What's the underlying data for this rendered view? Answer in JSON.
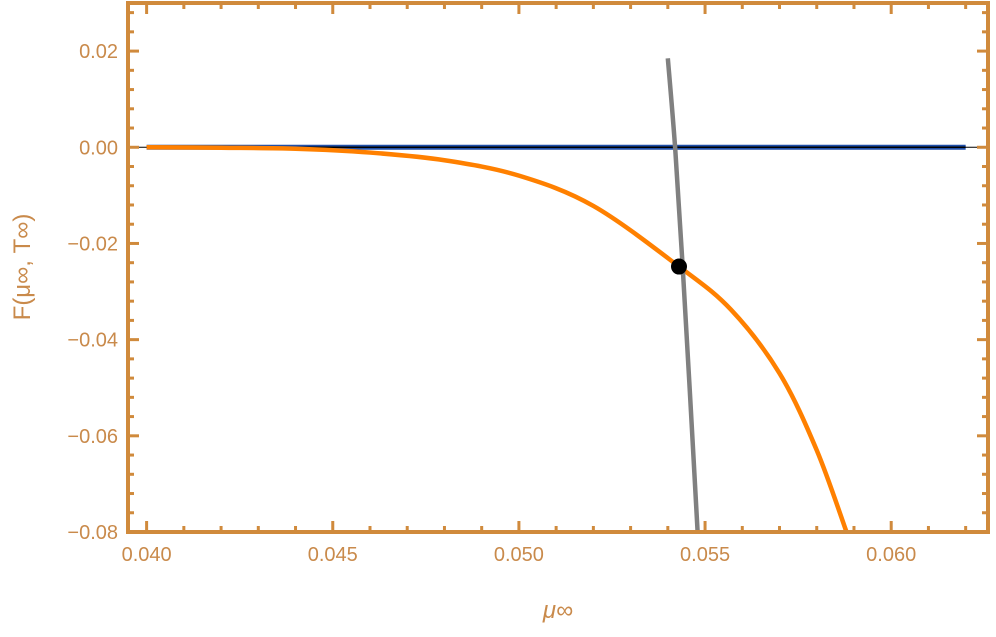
{
  "chart_data": {
    "type": "line",
    "title": "",
    "xlabel": "μ∞",
    "ylabel": "F(μ∞, T∞)",
    "xlim": [
      0.0395,
      0.0626
    ],
    "ylim": [
      -0.08,
      0.03
    ],
    "grid": false,
    "x_ticks": [
      "0.040",
      "0.045",
      "0.050",
      "0.055",
      "0.060"
    ],
    "x_tick_values": [
      0.04,
      0.045,
      0.05,
      0.055,
      0.06
    ],
    "y_ticks": [
      "0.02",
      "0.00",
      "-0.02",
      "-0.04",
      "-0.06",
      "-0.08"
    ],
    "y_tick_values": [
      0.02,
      0.0,
      -0.02,
      -0.04,
      -0.06,
      -0.08
    ],
    "series": [
      {
        "color": "#1F4FA8",
        "x": [
          0.04,
          0.062
        ],
        "y": [
          0.0,
          0.0
        ]
      },
      {
        "color": "#FF8000",
        "x": [
          0.04,
          0.042,
          0.044,
          0.046,
          0.048,
          0.05,
          0.052,
          0.0543,
          0.0557,
          0.057,
          0.058,
          0.0588
        ],
        "y": [
          0.0,
          -0.0001,
          -0.0003,
          -0.0011,
          -0.0027,
          -0.0059,
          -0.0122,
          -0.0248,
          -0.0338,
          -0.047,
          -0.063,
          -0.08
        ]
      },
      {
        "color": "#808080",
        "x": [
          0.054,
          0.0542,
          0.0544,
          0.0546,
          0.0548
        ],
        "y": [
          0.0185,
          -0.0005,
          -0.025,
          -0.052,
          -0.08
        ]
      }
    ],
    "points": [
      {
        "x": 0.0543,
        "y": -0.0248,
        "color": "#000000"
      }
    ],
    "colors": {
      "axes": "#D08A3C",
      "labels": "#C98A4B"
    }
  }
}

══════════════════════════════

◆ Required task
Repeat the records above exactly, omitting every picture.

◆ Final result
What's the underlying data for this rendered view? Answer in JSON.
{
  "chart_data": {
    "type": "line",
    "title": "",
    "xlabel": "μ∞",
    "ylabel": "F(μ∞, T∞)",
    "xlim": [
      0.0395,
      0.0626
    ],
    "ylim": [
      -0.08,
      0.03
    ],
    "grid": false,
    "x_ticks": [
      "0.040",
      "0.045",
      "0.050",
      "0.055",
      "0.060"
    ],
    "x_tick_values": [
      0.04,
      0.045,
      0.05,
      0.055,
      0.06
    ],
    "y_ticks": [
      "0.02",
      "0.00",
      "-0.02",
      "-0.04",
      "-0.06",
      "-0.08"
    ],
    "y_tick_values": [
      0.02,
      0.0,
      -0.02,
      -0.04,
      -0.06,
      -0.08
    ],
    "series": [
      {
        "color": "#1F4FA8",
        "x": [
          0.04,
          0.062
        ],
        "y": [
          0.0,
          0.0
        ]
      },
      {
        "color": "#FF8000",
        "x": [
          0.04,
          0.042,
          0.044,
          0.046,
          0.048,
          0.05,
          0.052,
          0.0543,
          0.0557,
          0.057,
          0.058,
          0.0588
        ],
        "y": [
          0.0,
          -0.0001,
          -0.0003,
          -0.0011,
          -0.0027,
          -0.0059,
          -0.0122,
          -0.0248,
          -0.0338,
          -0.047,
          -0.063,
          -0.08
        ]
      },
      {
        "color": "#808080",
        "x": [
          0.054,
          0.0542,
          0.0544,
          0.0546,
          0.0548
        ],
        "y": [
          0.0185,
          -0.0005,
          -0.025,
          -0.052,
          -0.08
        ]
      }
    ],
    "points": [
      {
        "x": 0.0543,
        "y": -0.0248,
        "color": "#000000"
      }
    ],
    "colors": {
      "axes": "#D08A3C",
      "labels": "#C98A4B"
    }
  }
}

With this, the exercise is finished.